#### [DIRECTIONS]
Locate the word "bottom" in the entries below, then gather every line that holds it.
---------- DATASET EXCERPTS
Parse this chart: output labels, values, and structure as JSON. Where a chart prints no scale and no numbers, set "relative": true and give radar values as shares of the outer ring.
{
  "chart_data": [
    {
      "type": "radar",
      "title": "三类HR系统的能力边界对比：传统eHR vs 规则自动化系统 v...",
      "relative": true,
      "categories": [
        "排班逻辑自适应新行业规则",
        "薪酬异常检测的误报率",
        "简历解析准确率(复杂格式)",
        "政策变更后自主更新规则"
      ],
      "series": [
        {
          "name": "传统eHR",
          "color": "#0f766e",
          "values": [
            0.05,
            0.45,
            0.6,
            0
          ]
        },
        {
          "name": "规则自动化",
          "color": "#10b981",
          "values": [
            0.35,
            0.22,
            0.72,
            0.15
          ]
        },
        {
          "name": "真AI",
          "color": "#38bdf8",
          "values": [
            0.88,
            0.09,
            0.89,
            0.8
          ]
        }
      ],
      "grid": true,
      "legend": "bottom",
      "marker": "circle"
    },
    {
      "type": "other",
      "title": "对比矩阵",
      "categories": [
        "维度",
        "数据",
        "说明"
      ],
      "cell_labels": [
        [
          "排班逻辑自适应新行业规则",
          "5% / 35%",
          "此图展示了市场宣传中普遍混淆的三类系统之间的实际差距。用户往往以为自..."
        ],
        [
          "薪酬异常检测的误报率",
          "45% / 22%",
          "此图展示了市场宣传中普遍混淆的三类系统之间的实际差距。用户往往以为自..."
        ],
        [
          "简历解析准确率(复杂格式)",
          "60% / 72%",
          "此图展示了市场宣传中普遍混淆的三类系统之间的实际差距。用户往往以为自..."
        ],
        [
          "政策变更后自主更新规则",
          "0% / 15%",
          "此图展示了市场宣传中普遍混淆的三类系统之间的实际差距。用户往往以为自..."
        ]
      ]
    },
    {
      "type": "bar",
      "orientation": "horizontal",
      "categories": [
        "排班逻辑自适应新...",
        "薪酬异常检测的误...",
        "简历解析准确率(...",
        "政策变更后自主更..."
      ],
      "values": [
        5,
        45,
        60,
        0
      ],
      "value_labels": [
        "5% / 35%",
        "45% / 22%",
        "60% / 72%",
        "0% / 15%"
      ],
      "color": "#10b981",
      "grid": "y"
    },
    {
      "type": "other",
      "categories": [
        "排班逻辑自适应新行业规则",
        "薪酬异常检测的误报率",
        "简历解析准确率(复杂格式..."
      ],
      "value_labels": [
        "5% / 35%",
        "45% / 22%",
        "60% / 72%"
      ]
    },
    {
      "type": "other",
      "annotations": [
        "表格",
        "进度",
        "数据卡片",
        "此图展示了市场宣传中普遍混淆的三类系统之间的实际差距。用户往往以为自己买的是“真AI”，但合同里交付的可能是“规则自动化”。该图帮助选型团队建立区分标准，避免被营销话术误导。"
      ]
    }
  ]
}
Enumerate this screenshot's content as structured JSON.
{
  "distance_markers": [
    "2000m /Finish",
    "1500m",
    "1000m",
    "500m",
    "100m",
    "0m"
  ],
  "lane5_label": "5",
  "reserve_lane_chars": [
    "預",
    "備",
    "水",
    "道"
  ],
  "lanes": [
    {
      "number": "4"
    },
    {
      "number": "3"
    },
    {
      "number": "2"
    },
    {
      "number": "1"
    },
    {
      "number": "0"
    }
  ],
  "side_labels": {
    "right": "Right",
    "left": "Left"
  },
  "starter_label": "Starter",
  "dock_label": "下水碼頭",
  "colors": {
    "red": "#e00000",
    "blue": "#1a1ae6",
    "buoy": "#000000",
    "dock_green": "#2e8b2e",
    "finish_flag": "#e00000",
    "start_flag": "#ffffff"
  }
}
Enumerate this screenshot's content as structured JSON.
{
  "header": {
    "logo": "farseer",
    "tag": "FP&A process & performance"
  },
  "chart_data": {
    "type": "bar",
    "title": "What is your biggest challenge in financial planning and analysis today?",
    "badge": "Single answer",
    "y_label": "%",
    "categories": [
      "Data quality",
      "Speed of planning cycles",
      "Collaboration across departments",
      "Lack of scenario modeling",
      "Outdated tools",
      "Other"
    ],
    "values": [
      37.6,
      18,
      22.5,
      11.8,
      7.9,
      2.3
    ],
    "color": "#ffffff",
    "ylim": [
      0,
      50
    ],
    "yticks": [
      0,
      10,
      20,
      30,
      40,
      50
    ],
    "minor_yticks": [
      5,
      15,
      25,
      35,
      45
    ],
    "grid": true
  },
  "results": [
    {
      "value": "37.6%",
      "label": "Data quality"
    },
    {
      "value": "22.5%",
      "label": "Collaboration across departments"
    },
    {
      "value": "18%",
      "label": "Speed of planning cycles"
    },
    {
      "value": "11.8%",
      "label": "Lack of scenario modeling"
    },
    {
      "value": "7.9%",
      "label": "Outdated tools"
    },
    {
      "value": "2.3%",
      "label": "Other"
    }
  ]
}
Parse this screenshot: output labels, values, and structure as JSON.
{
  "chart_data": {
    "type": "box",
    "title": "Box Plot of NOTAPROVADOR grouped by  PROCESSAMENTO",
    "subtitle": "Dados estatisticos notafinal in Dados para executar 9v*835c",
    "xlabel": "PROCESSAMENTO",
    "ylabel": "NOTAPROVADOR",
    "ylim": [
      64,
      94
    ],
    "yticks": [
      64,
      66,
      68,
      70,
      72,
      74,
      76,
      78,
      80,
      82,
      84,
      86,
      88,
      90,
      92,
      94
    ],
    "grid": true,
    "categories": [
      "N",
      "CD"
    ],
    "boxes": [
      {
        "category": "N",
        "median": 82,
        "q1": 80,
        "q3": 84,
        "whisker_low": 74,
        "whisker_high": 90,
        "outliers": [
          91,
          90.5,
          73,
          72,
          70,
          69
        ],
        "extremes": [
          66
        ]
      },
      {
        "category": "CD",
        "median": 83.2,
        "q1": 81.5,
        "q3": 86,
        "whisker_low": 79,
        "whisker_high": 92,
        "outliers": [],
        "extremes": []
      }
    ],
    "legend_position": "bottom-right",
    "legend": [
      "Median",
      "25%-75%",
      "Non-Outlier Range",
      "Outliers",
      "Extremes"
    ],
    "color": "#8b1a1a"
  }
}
--------------------
#### [FULL ANSWER]
      "legend": "bottom",
    "legend_position": "bottom-right",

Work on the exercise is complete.